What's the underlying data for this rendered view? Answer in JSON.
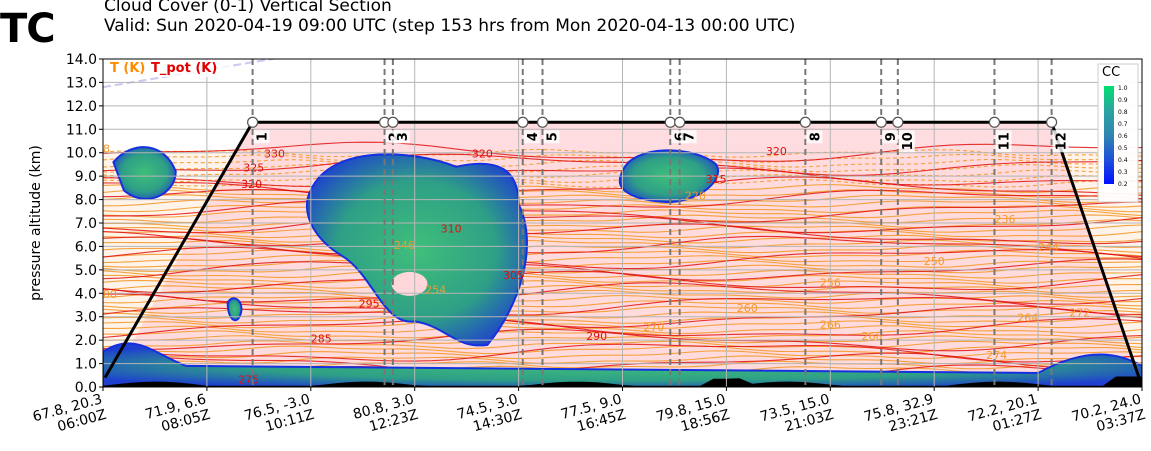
{
  "header": {
    "logo": "TC",
    "title_line1": "Cloud Cover (0-1) Vertical Section",
    "title_line2": "Valid: Sun 2020-04-19 09:00 UTC (step 153 hrs from Mon 2020-04-13 00:00 UTC)"
  },
  "legend": {
    "t_label": "T (K)",
    "tpot_label": "T_pot (K)",
    "t_color": "#ff8c00",
    "tpot_color": "#e00000"
  },
  "colorbar": {
    "title": "CC",
    "ticks": [
      "1.0",
      "0.9",
      "0.8",
      "0.7",
      "0.6",
      "0.5",
      "0.4",
      "0.3",
      "0.2"
    ],
    "colors": [
      "#00e070",
      "#1dc58e",
      "#2ba3a0",
      "#2f86b0",
      "#2c6bc4",
      "#2050d8",
      "#1030ea",
      "#0010ff"
    ]
  },
  "colors": {
    "pink_region": "#ffd6da",
    "background_band": "#fff3ea",
    "terrain": "#000000"
  },
  "chart_data": {
    "type": "cross-section",
    "title": "Cloud Cover (0-1) Vertical Section",
    "subtitle": "Valid: Sun 2020-04-19 09:00 UTC (step 153 hrs from Mon 2020-04-13 00:00 UTC)",
    "ylabel": "pressure altitude (km)",
    "ylim": [
      0.0,
      14.0
    ],
    "yticks": [
      "0.0",
      "1.0",
      "2.0",
      "3.0",
      "4.0",
      "5.0",
      "6.0",
      "7.0",
      "8.0",
      "9.0",
      "10.0",
      "11.0",
      "12.0",
      "13.0",
      "14.0"
    ],
    "xtick_labels": [
      {
        "pos": "67.8, 20.3",
        "time": "06:00Z"
      },
      {
        "pos": "71.9, 6.6",
        "time": "08:05Z"
      },
      {
        "pos": "76.5, -3.0",
        "time": "10:11Z"
      },
      {
        "pos": "80.8, 3.0",
        "time": "12:23Z"
      },
      {
        "pos": "74.5, 3.0",
        "time": "14:30Z"
      },
      {
        "pos": "77.5, 9.0",
        "time": "16:45Z"
      },
      {
        "pos": "79.8, 15.0",
        "time": "18:56Z"
      },
      {
        "pos": "73.5, 15.0",
        "time": "21:03Z"
      },
      {
        "pos": "75.8, 32.9",
        "time": "23:21Z"
      },
      {
        "pos": "72.2, 20.1",
        "time": "01:27Z"
      },
      {
        "pos": "70.2, 24.0",
        "time": "03:37Z"
      }
    ],
    "flight_level_km": 11.3,
    "waypoints": [
      {
        "label": "1",
        "x": 0.144
      },
      {
        "label": "2",
        "x": 0.271
      },
      {
        "label": "3",
        "x": 0.279
      },
      {
        "label": "4",
        "x": 0.404
      },
      {
        "label": "5",
        "x": 0.423
      },
      {
        "label": "6",
        "x": 0.546
      },
      {
        "label": "7",
        "x": 0.555
      },
      {
        "label": "8",
        "x": 0.676
      },
      {
        "label": "9",
        "x": 0.749
      },
      {
        "label": "10",
        "x": 0.765
      },
      {
        "label": "11",
        "x": 0.858
      },
      {
        "label": "12",
        "x": 0.913
      }
    ],
    "route_start": {
      "x": 0.0,
      "y": 0.4
    },
    "route_end": {
      "x": 1.0,
      "y": 0.4
    },
    "t_pot_labels": [
      {
        "text": "330",
        "x": 0.155,
        "y": 9.8
      },
      {
        "text": "325",
        "x": 0.135,
        "y": 9.2
      },
      {
        "text": "320",
        "x": 0.133,
        "y": 8.5
      },
      {
        "text": "320",
        "x": 0.355,
        "y": 9.8
      },
      {
        "text": "320",
        "x": 0.638,
        "y": 9.9
      },
      {
        "text": "315",
        "x": 0.58,
        "y": 8.7
      },
      {
        "text": "310",
        "x": 0.325,
        "y": 6.6
      },
      {
        "text": "305",
        "x": 0.385,
        "y": 4.6
      },
      {
        "text": "295",
        "x": 0.246,
        "y": 3.4
      },
      {
        "text": "290",
        "x": 0.465,
        "y": 2.0
      },
      {
        "text": "285",
        "x": 0.2,
        "y": 1.9
      },
      {
        "text": "275",
        "x": 0.13,
        "y": 0.15
      }
    ],
    "t_labels": [
      {
        "text": "8",
        "x": 0.0,
        "y": 10.0
      },
      {
        "text": "228",
        "x": 0.56,
        "y": 8.0
      },
      {
        "text": "236",
        "x": 0.858,
        "y": 7.0
      },
      {
        "text": "244",
        "x": 0.9,
        "y": 5.8
      },
      {
        "text": "250",
        "x": 0.79,
        "y": 5.2
      },
      {
        "text": "256",
        "x": 0.69,
        "y": 4.3
      },
      {
        "text": "260",
        "x": 0.61,
        "y": 3.2
      },
      {
        "text": "264",
        "x": 0.88,
        "y": 2.8
      },
      {
        "text": "266",
        "x": 0.69,
        "y": 2.5
      },
      {
        "text": "268",
        "x": 0.73,
        "y": 2.0
      },
      {
        "text": "270",
        "x": 0.52,
        "y": 2.4
      },
      {
        "text": "272",
        "x": 0.93,
        "y": 3.0
      },
      {
        "text": "274",
        "x": 0.85,
        "y": 1.2
      },
      {
        "text": "246",
        "x": 0.28,
        "y": 5.9
      },
      {
        "text": "254",
        "x": 0.31,
        "y": 4.0
      },
      {
        "text": "00",
        "x": 0.0,
        "y": 3.8
      }
    ]
  }
}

Stated problem: Leave out the pictures and reproduce the rest of the listing exactly.

Written answer:
What's the underlying data for this rendered view? Answer in JSON.
{
  "header": {
    "logo": "TC",
    "title_line1": "Cloud Cover (0-1) Vertical Section",
    "title_line2": "Valid: Sun 2020-04-19 09:00 UTC (step 153 hrs from Mon 2020-04-13 00:00 UTC)"
  },
  "legend": {
    "t_label": "T (K)",
    "tpot_label": "T_pot (K)",
    "t_color": "#ff8c00",
    "tpot_color": "#e00000"
  },
  "colorbar": {
    "title": "CC",
    "ticks": [
      "1.0",
      "0.9",
      "0.8",
      "0.7",
      "0.6",
      "0.5",
      "0.4",
      "0.3",
      "0.2"
    ],
    "colors": [
      "#00e070",
      "#1dc58e",
      "#2ba3a0",
      "#2f86b0",
      "#2c6bc4",
      "#2050d8",
      "#1030ea",
      "#0010ff"
    ]
  },
  "colors": {
    "pink_region": "#ffd6da",
    "background_band": "#fff3ea",
    "terrain": "#000000"
  },
  "chart_data": {
    "type": "cross-section",
    "title": "Cloud Cover (0-1) Vertical Section",
    "subtitle": "Valid: Sun 2020-04-19 09:00 UTC (step 153 hrs from Mon 2020-04-13 00:00 UTC)",
    "ylabel": "pressure altitude (km)",
    "ylim": [
      0.0,
      14.0
    ],
    "yticks": [
      "0.0",
      "1.0",
      "2.0",
      "3.0",
      "4.0",
      "5.0",
      "6.0",
      "7.0",
      "8.0",
      "9.0",
      "10.0",
      "11.0",
      "12.0",
      "13.0",
      "14.0"
    ],
    "xtick_labels": [
      {
        "pos": "67.8, 20.3",
        "time": "06:00Z"
      },
      {
        "pos": "71.9, 6.6",
        "time": "08:05Z"
      },
      {
        "pos": "76.5, -3.0",
        "time": "10:11Z"
      },
      {
        "pos": "80.8, 3.0",
        "time": "12:23Z"
      },
      {
        "pos": "74.5, 3.0",
        "time": "14:30Z"
      },
      {
        "pos": "77.5, 9.0",
        "time": "16:45Z"
      },
      {
        "pos": "79.8, 15.0",
        "time": "18:56Z"
      },
      {
        "pos": "73.5, 15.0",
        "time": "21:03Z"
      },
      {
        "pos": "75.8, 32.9",
        "time": "23:21Z"
      },
      {
        "pos": "72.2, 20.1",
        "time": "01:27Z"
      },
      {
        "pos": "70.2, 24.0",
        "time": "03:37Z"
      }
    ],
    "flight_level_km": 11.3,
    "waypoints": [
      {
        "label": "1",
        "x": 0.144
      },
      {
        "label": "2",
        "x": 0.271
      },
      {
        "label": "3",
        "x": 0.279
      },
      {
        "label": "4",
        "x": 0.404
      },
      {
        "label": "5",
        "x": 0.423
      },
      {
        "label": "6",
        "x": 0.546
      },
      {
        "label": "7",
        "x": 0.555
      },
      {
        "label": "8",
        "x": 0.676
      },
      {
        "label": "9",
        "x": 0.749
      },
      {
        "label": "10",
        "x": 0.765
      },
      {
        "label": "11",
        "x": 0.858
      },
      {
        "label": "12",
        "x": 0.913
      }
    ],
    "route_start": {
      "x": 0.0,
      "y": 0.4
    },
    "route_end": {
      "x": 1.0,
      "y": 0.4
    },
    "t_pot_labels": [
      {
        "text": "330",
        "x": 0.155,
        "y": 9.8
      },
      {
        "text": "325",
        "x": 0.135,
        "y": 9.2
      },
      {
        "text": "320",
        "x": 0.133,
        "y": 8.5
      },
      {
        "text": "320",
        "x": 0.355,
        "y": 9.8
      },
      {
        "text": "320",
        "x": 0.638,
        "y": 9.9
      },
      {
        "text": "315",
        "x": 0.58,
        "y": 8.7
      },
      {
        "text": "310",
        "x": 0.325,
        "y": 6.6
      },
      {
        "text": "305",
        "x": 0.385,
        "y": 4.6
      },
      {
        "text": "295",
        "x": 0.246,
        "y": 3.4
      },
      {
        "text": "290",
        "x": 0.465,
        "y": 2.0
      },
      {
        "text": "285",
        "x": 0.2,
        "y": 1.9
      },
      {
        "text": "275",
        "x": 0.13,
        "y": 0.15
      }
    ],
    "t_labels": [
      {
        "text": "8",
        "x": 0.0,
        "y": 10.0
      },
      {
        "text": "228",
        "x": 0.56,
        "y": 8.0
      },
      {
        "text": "236",
        "x": 0.858,
        "y": 7.0
      },
      {
        "text": "244",
        "x": 0.9,
        "y": 5.8
      },
      {
        "text": "250",
        "x": 0.79,
        "y": 5.2
      },
      {
        "text": "256",
        "x": 0.69,
        "y": 4.3
      },
      {
        "text": "260",
        "x": 0.61,
        "y": 3.2
      },
      {
        "text": "264",
        "x": 0.88,
        "y": 2.8
      },
      {
        "text": "266",
        "x": 0.69,
        "y": 2.5
      },
      {
        "text": "268",
        "x": 0.73,
        "y": 2.0
      },
      {
        "text": "270",
        "x": 0.52,
        "y": 2.4
      },
      {
        "text": "272",
        "x": 0.93,
        "y": 3.0
      },
      {
        "text": "274",
        "x": 0.85,
        "y": 1.2
      },
      {
        "text": "246",
        "x": 0.28,
        "y": 5.9
      },
      {
        "text": "254",
        "x": 0.31,
        "y": 4.0
      },
      {
        "text": "00",
        "x": 0.0,
        "y": 3.8
      }
    ]
  }
}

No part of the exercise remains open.